(Stored records)
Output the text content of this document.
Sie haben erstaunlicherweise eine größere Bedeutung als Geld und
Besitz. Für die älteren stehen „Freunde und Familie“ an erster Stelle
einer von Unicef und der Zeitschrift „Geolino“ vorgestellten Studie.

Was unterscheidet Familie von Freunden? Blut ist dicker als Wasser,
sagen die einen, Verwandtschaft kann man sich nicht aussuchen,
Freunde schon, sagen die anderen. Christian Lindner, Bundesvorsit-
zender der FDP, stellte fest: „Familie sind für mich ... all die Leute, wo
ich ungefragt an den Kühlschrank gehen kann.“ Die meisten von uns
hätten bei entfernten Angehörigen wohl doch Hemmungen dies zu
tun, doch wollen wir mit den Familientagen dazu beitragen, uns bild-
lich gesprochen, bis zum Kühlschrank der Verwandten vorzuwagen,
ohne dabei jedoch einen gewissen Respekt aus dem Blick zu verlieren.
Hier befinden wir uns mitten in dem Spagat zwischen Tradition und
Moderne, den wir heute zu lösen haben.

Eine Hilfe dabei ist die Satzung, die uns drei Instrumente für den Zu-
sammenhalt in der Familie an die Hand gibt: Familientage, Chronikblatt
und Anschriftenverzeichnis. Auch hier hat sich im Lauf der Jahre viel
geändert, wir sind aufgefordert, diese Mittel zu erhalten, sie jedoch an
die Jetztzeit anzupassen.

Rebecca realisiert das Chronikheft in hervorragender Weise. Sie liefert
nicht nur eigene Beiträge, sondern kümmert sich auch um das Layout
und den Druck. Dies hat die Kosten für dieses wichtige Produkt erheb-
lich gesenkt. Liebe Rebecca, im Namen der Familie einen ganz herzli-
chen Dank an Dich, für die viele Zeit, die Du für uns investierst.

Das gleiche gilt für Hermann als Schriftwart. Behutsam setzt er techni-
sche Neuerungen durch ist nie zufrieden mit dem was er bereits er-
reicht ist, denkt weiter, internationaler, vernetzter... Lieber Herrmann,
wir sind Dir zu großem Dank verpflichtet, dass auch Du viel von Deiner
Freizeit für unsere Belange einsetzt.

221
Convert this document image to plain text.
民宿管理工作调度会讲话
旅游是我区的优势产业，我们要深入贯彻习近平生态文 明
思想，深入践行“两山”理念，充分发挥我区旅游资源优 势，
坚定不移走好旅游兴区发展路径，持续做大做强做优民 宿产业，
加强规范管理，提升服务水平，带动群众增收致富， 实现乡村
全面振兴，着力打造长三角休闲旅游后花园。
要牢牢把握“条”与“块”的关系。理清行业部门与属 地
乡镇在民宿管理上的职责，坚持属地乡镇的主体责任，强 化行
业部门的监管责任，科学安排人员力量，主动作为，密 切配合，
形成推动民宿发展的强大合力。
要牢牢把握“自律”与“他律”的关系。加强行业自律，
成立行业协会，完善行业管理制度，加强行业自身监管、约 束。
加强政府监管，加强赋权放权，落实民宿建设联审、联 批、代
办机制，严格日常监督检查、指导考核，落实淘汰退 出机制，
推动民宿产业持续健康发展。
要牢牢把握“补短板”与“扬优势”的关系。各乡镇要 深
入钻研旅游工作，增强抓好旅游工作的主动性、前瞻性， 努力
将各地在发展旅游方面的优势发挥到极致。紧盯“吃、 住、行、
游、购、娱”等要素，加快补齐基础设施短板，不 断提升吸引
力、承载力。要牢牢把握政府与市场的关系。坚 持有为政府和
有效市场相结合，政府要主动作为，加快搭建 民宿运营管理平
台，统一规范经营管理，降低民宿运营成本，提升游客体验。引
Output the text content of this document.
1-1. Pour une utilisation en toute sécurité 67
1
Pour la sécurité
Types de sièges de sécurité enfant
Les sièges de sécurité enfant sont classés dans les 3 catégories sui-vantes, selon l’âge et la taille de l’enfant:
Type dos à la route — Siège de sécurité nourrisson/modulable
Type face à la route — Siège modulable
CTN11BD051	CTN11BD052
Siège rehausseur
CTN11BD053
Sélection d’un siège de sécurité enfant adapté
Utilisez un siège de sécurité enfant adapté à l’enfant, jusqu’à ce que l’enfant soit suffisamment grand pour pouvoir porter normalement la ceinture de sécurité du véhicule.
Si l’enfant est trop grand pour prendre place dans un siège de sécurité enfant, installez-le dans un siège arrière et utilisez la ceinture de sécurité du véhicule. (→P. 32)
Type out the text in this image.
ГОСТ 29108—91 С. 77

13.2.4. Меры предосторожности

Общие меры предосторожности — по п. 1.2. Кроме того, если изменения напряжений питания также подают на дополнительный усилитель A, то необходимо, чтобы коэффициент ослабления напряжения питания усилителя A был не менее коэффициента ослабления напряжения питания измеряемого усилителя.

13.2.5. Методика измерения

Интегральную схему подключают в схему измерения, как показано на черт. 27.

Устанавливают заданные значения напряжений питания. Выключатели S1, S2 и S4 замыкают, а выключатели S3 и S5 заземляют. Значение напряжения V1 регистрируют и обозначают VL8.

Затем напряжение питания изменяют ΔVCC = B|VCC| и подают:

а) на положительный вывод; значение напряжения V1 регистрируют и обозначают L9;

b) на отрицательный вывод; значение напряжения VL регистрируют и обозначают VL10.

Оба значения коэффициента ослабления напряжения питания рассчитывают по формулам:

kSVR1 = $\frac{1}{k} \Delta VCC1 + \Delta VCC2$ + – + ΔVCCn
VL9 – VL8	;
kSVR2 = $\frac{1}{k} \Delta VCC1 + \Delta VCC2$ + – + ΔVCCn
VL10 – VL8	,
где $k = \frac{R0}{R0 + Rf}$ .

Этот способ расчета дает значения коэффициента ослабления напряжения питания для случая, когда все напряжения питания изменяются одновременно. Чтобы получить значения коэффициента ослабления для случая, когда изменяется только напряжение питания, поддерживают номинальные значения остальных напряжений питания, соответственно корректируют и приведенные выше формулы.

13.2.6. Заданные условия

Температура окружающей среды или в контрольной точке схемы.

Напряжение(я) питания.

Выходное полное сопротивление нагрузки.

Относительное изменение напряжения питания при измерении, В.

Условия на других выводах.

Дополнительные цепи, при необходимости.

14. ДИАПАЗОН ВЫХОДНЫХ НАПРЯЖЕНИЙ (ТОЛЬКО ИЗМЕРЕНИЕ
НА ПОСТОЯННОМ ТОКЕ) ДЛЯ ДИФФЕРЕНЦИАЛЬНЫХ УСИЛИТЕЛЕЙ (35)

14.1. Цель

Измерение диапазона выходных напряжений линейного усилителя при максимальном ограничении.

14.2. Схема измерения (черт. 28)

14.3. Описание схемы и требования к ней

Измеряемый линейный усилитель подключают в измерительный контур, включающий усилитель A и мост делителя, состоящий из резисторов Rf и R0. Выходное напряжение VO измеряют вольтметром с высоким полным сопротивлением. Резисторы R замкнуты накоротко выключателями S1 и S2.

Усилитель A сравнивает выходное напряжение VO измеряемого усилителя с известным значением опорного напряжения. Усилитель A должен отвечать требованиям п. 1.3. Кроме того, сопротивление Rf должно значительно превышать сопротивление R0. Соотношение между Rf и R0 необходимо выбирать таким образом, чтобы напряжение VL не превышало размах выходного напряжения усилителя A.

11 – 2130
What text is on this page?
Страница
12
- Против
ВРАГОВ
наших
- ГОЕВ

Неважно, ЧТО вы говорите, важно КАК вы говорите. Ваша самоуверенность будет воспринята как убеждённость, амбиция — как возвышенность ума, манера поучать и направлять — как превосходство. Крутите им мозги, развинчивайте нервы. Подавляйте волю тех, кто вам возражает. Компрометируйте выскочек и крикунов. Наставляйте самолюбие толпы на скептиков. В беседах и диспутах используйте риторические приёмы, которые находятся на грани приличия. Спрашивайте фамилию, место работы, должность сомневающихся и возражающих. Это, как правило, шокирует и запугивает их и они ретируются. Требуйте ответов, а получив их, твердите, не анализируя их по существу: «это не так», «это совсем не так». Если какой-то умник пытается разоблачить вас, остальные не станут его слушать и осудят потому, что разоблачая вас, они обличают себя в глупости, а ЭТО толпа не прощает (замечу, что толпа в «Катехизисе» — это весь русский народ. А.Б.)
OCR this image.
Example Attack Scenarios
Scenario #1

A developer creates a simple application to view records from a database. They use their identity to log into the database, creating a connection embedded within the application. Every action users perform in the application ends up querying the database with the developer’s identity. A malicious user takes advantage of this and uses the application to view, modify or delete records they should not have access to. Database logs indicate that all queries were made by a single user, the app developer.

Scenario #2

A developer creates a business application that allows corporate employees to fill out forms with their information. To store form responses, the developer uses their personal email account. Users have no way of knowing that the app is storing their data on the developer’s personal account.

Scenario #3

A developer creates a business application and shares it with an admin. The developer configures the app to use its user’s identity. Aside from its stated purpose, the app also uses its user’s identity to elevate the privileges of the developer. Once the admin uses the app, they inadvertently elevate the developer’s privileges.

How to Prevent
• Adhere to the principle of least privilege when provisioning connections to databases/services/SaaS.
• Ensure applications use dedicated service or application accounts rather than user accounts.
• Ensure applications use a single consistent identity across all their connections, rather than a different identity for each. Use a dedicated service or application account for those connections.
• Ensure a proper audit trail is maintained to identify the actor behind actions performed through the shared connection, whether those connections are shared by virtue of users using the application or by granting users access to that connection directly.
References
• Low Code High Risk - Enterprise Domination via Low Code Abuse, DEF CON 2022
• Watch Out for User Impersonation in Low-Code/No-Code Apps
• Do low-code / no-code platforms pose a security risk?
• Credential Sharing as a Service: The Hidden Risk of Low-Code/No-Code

Given problem –
Only a number is wanted here: how many lines in the data above include the string "kann"?

Finished exercise –
2